Entries taken from a collection
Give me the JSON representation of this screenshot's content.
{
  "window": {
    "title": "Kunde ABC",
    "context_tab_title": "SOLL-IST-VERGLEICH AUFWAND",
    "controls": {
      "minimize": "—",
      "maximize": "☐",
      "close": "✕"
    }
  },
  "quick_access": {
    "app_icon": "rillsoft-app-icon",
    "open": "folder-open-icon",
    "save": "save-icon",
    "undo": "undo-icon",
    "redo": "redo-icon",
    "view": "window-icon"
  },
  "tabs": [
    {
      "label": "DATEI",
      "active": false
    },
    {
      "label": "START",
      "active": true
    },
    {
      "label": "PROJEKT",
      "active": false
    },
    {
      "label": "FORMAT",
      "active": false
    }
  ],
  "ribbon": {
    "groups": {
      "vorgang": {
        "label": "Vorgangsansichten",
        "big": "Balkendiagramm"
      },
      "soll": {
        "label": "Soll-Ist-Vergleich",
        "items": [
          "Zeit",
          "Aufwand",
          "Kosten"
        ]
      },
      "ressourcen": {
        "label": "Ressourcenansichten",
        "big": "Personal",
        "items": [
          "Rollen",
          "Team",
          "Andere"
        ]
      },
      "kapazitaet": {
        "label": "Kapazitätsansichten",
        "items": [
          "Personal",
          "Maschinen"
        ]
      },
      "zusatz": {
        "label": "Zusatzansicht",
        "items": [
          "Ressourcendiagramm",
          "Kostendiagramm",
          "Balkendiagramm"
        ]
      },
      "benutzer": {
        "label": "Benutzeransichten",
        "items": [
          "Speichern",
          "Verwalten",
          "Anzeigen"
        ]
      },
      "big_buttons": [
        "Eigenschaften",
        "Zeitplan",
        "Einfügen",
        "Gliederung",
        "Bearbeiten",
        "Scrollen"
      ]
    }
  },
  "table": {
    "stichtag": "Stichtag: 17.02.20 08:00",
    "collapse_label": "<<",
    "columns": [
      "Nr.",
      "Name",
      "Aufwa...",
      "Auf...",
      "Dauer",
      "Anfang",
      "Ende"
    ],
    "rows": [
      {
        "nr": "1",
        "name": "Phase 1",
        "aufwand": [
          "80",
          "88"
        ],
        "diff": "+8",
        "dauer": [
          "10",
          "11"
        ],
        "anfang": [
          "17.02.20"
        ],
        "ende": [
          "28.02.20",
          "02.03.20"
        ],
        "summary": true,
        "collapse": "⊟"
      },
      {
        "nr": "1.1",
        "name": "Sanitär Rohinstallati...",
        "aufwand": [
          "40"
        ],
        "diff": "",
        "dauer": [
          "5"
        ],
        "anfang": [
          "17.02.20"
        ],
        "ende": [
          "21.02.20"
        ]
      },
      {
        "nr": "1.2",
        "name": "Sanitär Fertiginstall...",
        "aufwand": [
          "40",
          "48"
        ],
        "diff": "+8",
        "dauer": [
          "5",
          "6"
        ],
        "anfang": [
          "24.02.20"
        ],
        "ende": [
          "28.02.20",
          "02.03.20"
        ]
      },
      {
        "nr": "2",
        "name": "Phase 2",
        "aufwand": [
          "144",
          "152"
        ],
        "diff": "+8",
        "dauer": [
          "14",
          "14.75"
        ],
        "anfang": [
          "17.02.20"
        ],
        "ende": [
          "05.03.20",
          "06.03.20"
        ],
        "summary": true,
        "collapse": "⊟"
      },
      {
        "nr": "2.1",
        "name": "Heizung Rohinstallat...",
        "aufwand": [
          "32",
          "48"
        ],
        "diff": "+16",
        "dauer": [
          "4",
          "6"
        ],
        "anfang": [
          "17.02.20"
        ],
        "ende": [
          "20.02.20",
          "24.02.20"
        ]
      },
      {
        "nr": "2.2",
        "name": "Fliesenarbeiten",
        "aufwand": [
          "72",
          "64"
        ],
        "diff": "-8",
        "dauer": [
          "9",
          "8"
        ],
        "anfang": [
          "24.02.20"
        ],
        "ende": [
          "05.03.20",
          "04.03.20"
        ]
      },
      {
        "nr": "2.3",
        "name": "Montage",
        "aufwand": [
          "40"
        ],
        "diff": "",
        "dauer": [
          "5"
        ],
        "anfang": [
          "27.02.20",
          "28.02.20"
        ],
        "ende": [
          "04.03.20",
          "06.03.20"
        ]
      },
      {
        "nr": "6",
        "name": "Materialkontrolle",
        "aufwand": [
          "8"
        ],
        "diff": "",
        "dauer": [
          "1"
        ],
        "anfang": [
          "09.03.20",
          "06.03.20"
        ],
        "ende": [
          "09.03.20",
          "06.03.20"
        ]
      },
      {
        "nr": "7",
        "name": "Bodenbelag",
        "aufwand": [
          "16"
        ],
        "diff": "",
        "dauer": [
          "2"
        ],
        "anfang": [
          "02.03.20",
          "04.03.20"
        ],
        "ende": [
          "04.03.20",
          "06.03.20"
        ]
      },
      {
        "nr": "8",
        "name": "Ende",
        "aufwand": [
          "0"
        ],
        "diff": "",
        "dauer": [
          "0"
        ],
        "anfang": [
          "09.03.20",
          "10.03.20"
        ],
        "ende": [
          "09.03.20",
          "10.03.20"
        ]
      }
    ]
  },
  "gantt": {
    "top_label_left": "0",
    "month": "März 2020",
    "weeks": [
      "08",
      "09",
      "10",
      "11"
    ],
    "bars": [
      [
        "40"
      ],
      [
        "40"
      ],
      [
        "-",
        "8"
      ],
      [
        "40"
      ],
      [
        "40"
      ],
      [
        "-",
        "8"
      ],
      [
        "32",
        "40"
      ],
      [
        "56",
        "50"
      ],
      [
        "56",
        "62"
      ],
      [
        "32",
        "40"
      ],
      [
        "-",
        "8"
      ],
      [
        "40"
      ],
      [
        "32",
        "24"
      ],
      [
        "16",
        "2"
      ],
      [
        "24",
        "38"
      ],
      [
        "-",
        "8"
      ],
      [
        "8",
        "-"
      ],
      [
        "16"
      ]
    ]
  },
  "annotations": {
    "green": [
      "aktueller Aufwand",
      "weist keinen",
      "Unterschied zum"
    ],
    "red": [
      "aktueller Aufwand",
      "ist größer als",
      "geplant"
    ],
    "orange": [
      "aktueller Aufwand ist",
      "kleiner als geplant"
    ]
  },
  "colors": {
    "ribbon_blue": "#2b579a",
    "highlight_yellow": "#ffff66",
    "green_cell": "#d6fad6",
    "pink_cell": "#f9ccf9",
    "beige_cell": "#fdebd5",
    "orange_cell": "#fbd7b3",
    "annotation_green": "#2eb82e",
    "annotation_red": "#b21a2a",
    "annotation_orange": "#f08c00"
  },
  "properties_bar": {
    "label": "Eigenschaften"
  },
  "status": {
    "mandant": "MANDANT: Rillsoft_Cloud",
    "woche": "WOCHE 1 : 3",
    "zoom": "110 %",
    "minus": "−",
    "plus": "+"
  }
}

_TASK GOAL_. Write every entry out again exactly.

_EXERCISE OUTPUT_.
Give me the JSON representation of this screenshot's content.
{
  "window": {
    "title": "Kunde ABC",
    "context_tab_title": "SOLL-IST-VERGLEICH AUFWAND",
    "controls": {
      "minimize": "—",
      "maximize": "☐",
      "close": "✕"
    }
  },
  "quick_access": {
    "app_icon": "rillsoft-app-icon",
    "open": "folder-open-icon",
    "save": "save-icon",
    "undo": "undo-icon",
    "redo": "redo-icon",
    "view": "window-icon"
  },
  "tabs": [
    {
      "label": "DATEI",
      "active": false
    },
    {
      "label": "START",
      "active": true
    },
    {
      "label": "PROJEKT",
      "active": false
    },
    {
      "label": "FORMAT",
      "active": false
    }
  ],
  "ribbon": {
    "groups": {
      "vorgang": {
        "label": "Vorgangsansichten",
        "big": "Balkendiagramm"
      },
      "soll": {
        "label": "Soll-Ist-Vergleich",
        "items": [
          "Zeit",
          "Aufwand",
          "Kosten"
        ]
      },
      "ressourcen": {
        "label": "Ressourcenansichten",
        "big": "Personal",
        "items": [
          "Rollen",
          "Team",
          "Andere"
        ]
      },
      "kapazitaet": {
        "label": "Kapazitätsansichten",
        "items": [
          "Personal",
          "Maschinen"
        ]
      },
      "zusatz": {
        "label": "Zusatzansicht",
        "items": [
          "Ressourcendiagramm",
          "Kostendiagramm",
          "Balkendiagramm"
        ]
      },
      "benutzer": {
        "label": "Benutzeransichten",
        "items": [
          "Speichern",
          "Verwalten",
          "Anzeigen"
        ]
      },
      "big_buttons": [
        "Eigenschaften",
        "Zeitplan",
        "Einfügen",
        "Gliederung",
        "Bearbeiten",
        "Scrollen"
      ]
    }
  },
  "table": {
    "stichtag": "Stichtag: 17.02.20 08:00",
    "collapse_label": "<<",
    "columns": [
      "Nr.",
      "Name",
      "Aufwa...",
      "Auf...",
      "Dauer",
      "Anfang",
      "Ende"
    ],
    "rows": [
      {
        "nr": "1",
        "name": "Phase 1",
        "aufwand": [
          "80",
          "88"
        ],
        "diff": "+8",
        "dauer": [
          "10",
          "11"
        ],
        "anfang": [
          "17.02.20"
        ],
        "ende": [
          "28.02.20",
          "02.03.20"
        ],
        "summary": true,
        "collapse": "⊟"
      },
      {
        "nr": "1.1",
        "name": "Sanitär Rohinstallati...",
        "aufwand": [
          "40"
        ],
        "diff": "",
        "dauer": [
          "5"
        ],
        "anfang": [
          "17.02.20"
        ],
        "ende": [
          "21.02.20"
        ]
      },
      {
        "nr": "1.2",
        "name": "Sanitär Fertiginstall...",
        "aufwand": [
          "40",
          "48"
        ],
        "diff": "+8",
        "dauer": [
          "5",
          "6"
        ],
        "anfang": [
          "24.02.20"
        ],
        "ende": [
          "28.02.20",
          "02.03.20"
        ]
      },
      {
        "nr": "2",
        "name": "Phase 2",
        "aufwand": [
          "144",
          "152"
        ],
        "diff": "+8",
        "dauer": [
          "14",
          "14.75"
        ],
        "anfang": [
          "17.02.20"
        ],
        "ende": [
          "05.03.20",
          "06.03.20"
        ],
        "summary": true,
        "collapse": "⊟"
      },
      {
        "nr": "2.1",
        "name": "Heizung Rohinstallat...",
        "aufwand": [
          "32",
          "48"
        ],
        "diff": "+16",
        "dauer": [
          "4",
          "6"
        ],
        "anfang": [
          "17.02.20"
        ],
        "ende": [
          "20.02.20",
          "24.02.20"
        ]
      },
      {
        "nr": "2.2",
        "name": "Fliesenarbeiten",
        "aufwand": [
          "72",
          "64"
        ],
        "diff": "-8",
        "dauer": [
          "9",
          "8"
        ],
        "anfang": [
          "24.02.20"
        ],
        "ende": [
          "05.03.20",
          "04.03.20"
        ]
      },
      {
        "nr": "2.3",
        "name": "Montage",
        "aufwand": [
          "40"
        ],
        "diff": "",
        "dauer": [
          "5"
        ],
        "anfang": [
          "27.02.20",
          "28.02.20"
        ],
        "ende": [
          "04.03.20",
          "06.03.20"
        ]
      },
      {
        "nr": "6",
        "name": "Materialkontrolle",
        "aufwand": [
          "8"
        ],
        "diff": "",
        "dauer": [
          "1"
        ],
        "anfang": [
          "09.03.20",
          "06.03.20"
        ],
        "ende": [
          "09.03.20",
          "06.03.20"
        ]
      },
      {
        "nr": "7",
        "name": "Bodenbelag",
        "aufwand": [
          "16"
        ],
        "diff": "",
        "dauer": [
          "2"
        ],
        "anfang": [
          "02.03.20",
          "04.03.20"
        ],
        "ende": [
          "04.03.20",
          "06.03.20"
        ]
      },
      {
        "nr": "8",
        "name": "Ende",
        "aufwand": [
          "0"
        ],
        "diff": "",
        "dauer": [
          "0"
        ],
        "anfang": [
          "09.03.20",
          "10.03.20"
        ],
        "ende": [
          "09.03.20",
          "10.03.20"
        ]
      }
    ]
  },
  "gantt": {
    "top_label_left": "0",
    "month": "März 2020",
    "weeks": [
      "08",
      "09",
      "10",
      "11"
    ],
    "bars": [
      [
        "40"
      ],
      [
        "40"
      ],
      [
        "-",
        "8"
      ],
      [
        "40"
      ],
      [
        "40"
      ],
      [
        "-",
        "8"
      ],
      [
        "32",
        "40"
      ],
      [
        "56",
        "50"
      ],
      [
        "56",
        "62"
      ],
      [
        "32",
        "40"
      ],
      [
        "-",
        "8"
      ],
      [
        "40"
      ],
      [
        "32",
        "24"
      ],
      [
        "16",
        "2"
      ],
      [
        "24",
        "38"
      ],
      [
        "-",
        "8"
      ],
      [
        "8",
        "-"
      ],
      [
        "16"
      ]
    ]
  },
  "annotations": {
    "green": [
      "aktueller Aufwand",
      "weist keinen",
      "Unterschied zum"
    ],
    "red": [
      "aktueller Aufwand",
      "ist größer als",
      "geplant"
    ],
    "orange": [
      "aktueller Aufwand ist",
      "kleiner als geplant"
    ]
  },
  "colors": {
    "ribbon_blue": "#2b579a",
    "highlight_yellow": "#ffff66",
    "green_cell": "#d6fad6",
    "pink_cell": "#f9ccf9",
    "beige_cell": "#fdebd5",
    "orange_cell": "#fbd7b3",
    "annotation_green": "#2eb82e",
    "annotation_red": "#b21a2a",
    "annotation_orange": "#f08c00"
  },
  "properties_bar": {
    "label": "Eigenschaften"
  },
  "status": {
    "mandant": "MANDANT: Rillsoft_Cloud",
    "woche": "WOCHE 1 : 3",
    "zoom": "110 %",
    "minus": "−",
    "plus": "+"
  }
}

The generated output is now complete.